>> Start

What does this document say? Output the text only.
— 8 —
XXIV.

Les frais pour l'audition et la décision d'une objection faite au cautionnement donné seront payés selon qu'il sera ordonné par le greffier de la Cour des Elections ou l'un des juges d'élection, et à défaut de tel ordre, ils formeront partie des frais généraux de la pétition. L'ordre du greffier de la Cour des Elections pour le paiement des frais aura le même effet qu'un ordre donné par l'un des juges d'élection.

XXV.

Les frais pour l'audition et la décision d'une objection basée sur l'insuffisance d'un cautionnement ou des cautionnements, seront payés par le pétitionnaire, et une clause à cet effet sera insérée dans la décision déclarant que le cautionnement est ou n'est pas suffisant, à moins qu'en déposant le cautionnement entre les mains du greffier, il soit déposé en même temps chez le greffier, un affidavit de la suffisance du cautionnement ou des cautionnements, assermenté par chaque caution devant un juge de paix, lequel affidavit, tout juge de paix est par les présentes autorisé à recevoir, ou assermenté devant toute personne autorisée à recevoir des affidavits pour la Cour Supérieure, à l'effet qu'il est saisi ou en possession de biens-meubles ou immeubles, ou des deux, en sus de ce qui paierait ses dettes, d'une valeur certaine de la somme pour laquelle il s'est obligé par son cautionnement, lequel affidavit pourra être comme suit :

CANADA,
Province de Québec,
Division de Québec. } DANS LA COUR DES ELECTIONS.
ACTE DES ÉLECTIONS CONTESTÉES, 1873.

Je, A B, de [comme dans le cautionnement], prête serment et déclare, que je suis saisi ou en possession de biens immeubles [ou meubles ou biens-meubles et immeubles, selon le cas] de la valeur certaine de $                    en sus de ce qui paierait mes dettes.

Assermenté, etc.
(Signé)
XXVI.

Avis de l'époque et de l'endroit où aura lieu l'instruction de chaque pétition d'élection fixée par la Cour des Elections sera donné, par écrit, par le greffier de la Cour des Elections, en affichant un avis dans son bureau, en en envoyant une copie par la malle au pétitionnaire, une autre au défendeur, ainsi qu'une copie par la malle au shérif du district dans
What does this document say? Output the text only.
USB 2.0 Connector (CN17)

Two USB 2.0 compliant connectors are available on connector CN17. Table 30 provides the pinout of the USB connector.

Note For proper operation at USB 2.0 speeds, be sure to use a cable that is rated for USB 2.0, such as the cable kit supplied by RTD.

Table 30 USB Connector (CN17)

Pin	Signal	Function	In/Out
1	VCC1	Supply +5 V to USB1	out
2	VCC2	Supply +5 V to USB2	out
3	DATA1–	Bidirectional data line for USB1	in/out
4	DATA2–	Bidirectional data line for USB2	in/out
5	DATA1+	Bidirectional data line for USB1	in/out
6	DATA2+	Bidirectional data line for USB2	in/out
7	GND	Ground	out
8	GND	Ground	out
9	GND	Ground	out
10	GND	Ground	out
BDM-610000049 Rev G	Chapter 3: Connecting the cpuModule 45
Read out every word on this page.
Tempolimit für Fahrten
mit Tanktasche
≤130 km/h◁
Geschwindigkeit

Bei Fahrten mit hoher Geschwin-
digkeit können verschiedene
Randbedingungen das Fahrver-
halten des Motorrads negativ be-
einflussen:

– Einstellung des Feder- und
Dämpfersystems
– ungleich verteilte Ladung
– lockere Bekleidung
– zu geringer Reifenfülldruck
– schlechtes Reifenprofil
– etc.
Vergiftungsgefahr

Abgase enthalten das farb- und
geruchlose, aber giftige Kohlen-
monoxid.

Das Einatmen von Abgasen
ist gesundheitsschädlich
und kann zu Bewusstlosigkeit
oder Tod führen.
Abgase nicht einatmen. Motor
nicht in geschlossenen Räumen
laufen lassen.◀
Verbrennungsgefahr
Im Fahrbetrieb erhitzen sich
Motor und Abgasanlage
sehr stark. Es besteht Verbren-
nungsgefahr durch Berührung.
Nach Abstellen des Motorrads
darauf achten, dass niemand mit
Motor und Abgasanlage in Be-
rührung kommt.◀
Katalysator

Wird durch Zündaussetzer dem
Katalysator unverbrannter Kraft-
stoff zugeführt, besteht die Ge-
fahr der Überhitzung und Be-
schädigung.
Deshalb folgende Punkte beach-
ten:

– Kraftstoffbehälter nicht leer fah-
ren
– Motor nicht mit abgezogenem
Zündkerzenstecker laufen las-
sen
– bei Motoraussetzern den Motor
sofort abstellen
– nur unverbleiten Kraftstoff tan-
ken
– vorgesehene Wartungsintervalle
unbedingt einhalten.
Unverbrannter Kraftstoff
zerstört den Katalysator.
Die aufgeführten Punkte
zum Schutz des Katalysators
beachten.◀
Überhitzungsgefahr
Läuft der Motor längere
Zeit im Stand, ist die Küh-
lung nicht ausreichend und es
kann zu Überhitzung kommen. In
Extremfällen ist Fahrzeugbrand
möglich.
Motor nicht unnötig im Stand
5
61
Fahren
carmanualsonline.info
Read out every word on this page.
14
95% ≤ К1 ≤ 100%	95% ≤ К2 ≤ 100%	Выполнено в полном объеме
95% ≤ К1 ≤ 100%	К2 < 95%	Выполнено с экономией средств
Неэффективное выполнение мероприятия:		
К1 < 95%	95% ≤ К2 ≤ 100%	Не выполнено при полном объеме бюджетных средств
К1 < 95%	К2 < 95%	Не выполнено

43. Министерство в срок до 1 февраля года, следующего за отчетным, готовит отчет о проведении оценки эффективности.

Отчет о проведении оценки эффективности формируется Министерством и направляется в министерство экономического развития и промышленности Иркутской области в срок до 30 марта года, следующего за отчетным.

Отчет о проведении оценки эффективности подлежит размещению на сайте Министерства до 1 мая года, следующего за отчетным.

>> End

• _WHAT IS BEING ASKED_
From the entries above, extract every line where the word "Motorrads" appears.

• _WRITTEN SOLUTION_
halten des Motorrads negativ be-
Nach Abstellen des Motorrads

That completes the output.